- INPUT MATERIAL:

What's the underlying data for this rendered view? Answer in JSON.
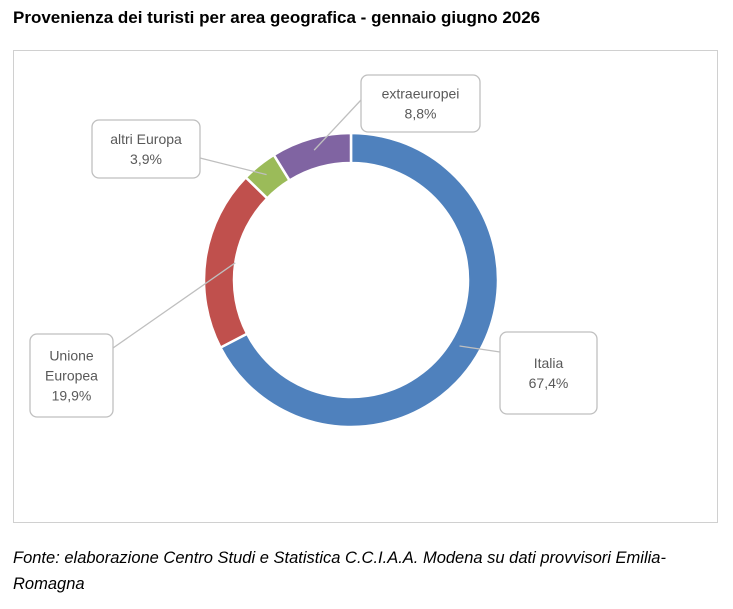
{
  "title": "Provenienza dei turisti per area geografica - gennaio giugno 2026",
  "source": "Fonte: elaborazione Centro Studi e Statistica C.C.I.A.A. Modena su dati provvisori Emilia-Romagna",
  "chart_data": {
    "type": "pie",
    "subtype": "doughnut",
    "title": "Provenienza dei turisti per area geografica - gennaio giugno 2026",
    "categories": [
      "Italia",
      "Unione Europea",
      "altri Europa",
      "extraeuropei"
    ],
    "values": [
      67.4,
      19.9,
      3.9,
      8.8
    ],
    "value_labels": [
      "67,4%",
      "19,9%",
      "3,9%",
      "8,8%"
    ],
    "label_lines": [
      [
        "Italia"
      ],
      [
        "Unione",
        "Europea"
      ],
      [
        "altri Europa"
      ],
      [
        "extraeuropei"
      ]
    ],
    "colors": [
      "#4f81bd",
      "#c0504d",
      "#9bbb59",
      "#8064a2"
    ],
    "legend": "none"
  }
}
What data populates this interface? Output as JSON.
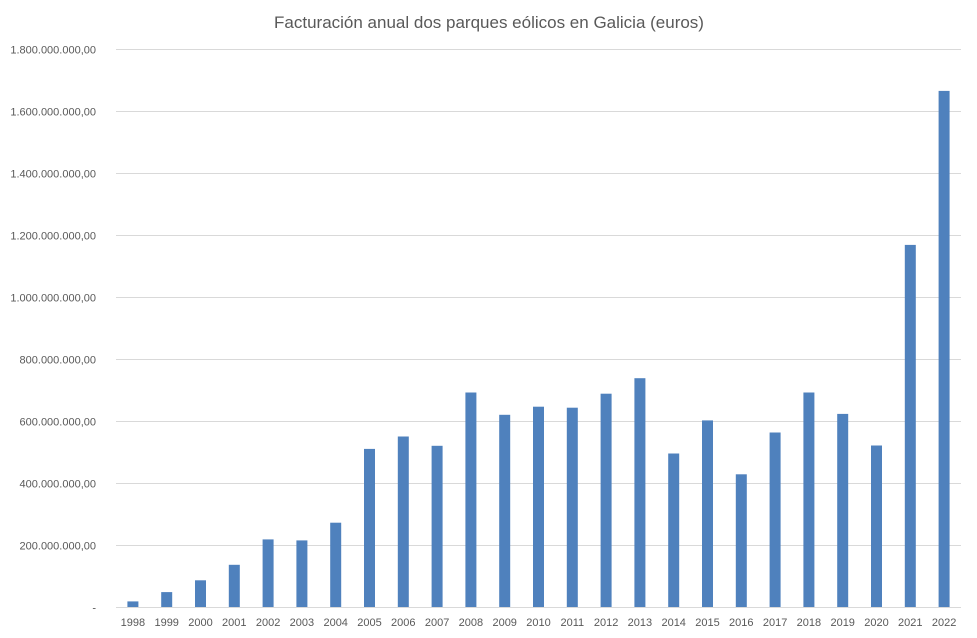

- WHAT IS REQUIRED:
Quote the data above in full and without alteration; skip the pictures.

- FINISHED TASK:
What's the underlying data for this rendered view? Answer in JSON.
{
  "title": "Provenienza dei turisti per area geografica - gennaio giugno 2026",
  "source": "Fonte: elaborazione Centro Studi e Statistica C.C.I.A.A. Modena su dati provvisori Emilia-Romagna",
  "chart_data": {
    "type": "pie",
    "subtype": "doughnut",
    "title": "Provenienza dei turisti per area geografica - gennaio giugno 2026",
    "categories": [
      "Italia",
      "Unione Europea",
      "altri Europa",
      "extraeuropei"
    ],
    "values": [
      67.4,
      19.9,
      3.9,
      8.8
    ],
    "value_labels": [
      "67,4%",
      "19,9%",
      "3,9%",
      "8,8%"
    ],
    "label_lines": [
      [
        "Italia"
      ],
      [
        "Unione",
        "Europea"
      ],
      [
        "altri Europa"
      ],
      [
        "extraeuropei"
      ]
    ],
    "colors": [
      "#4f81bd",
      "#c0504d",
      "#9bbb59",
      "#8064a2"
    ],
    "legend": "none"
  }
}
What data populates this interface? Output as JSON.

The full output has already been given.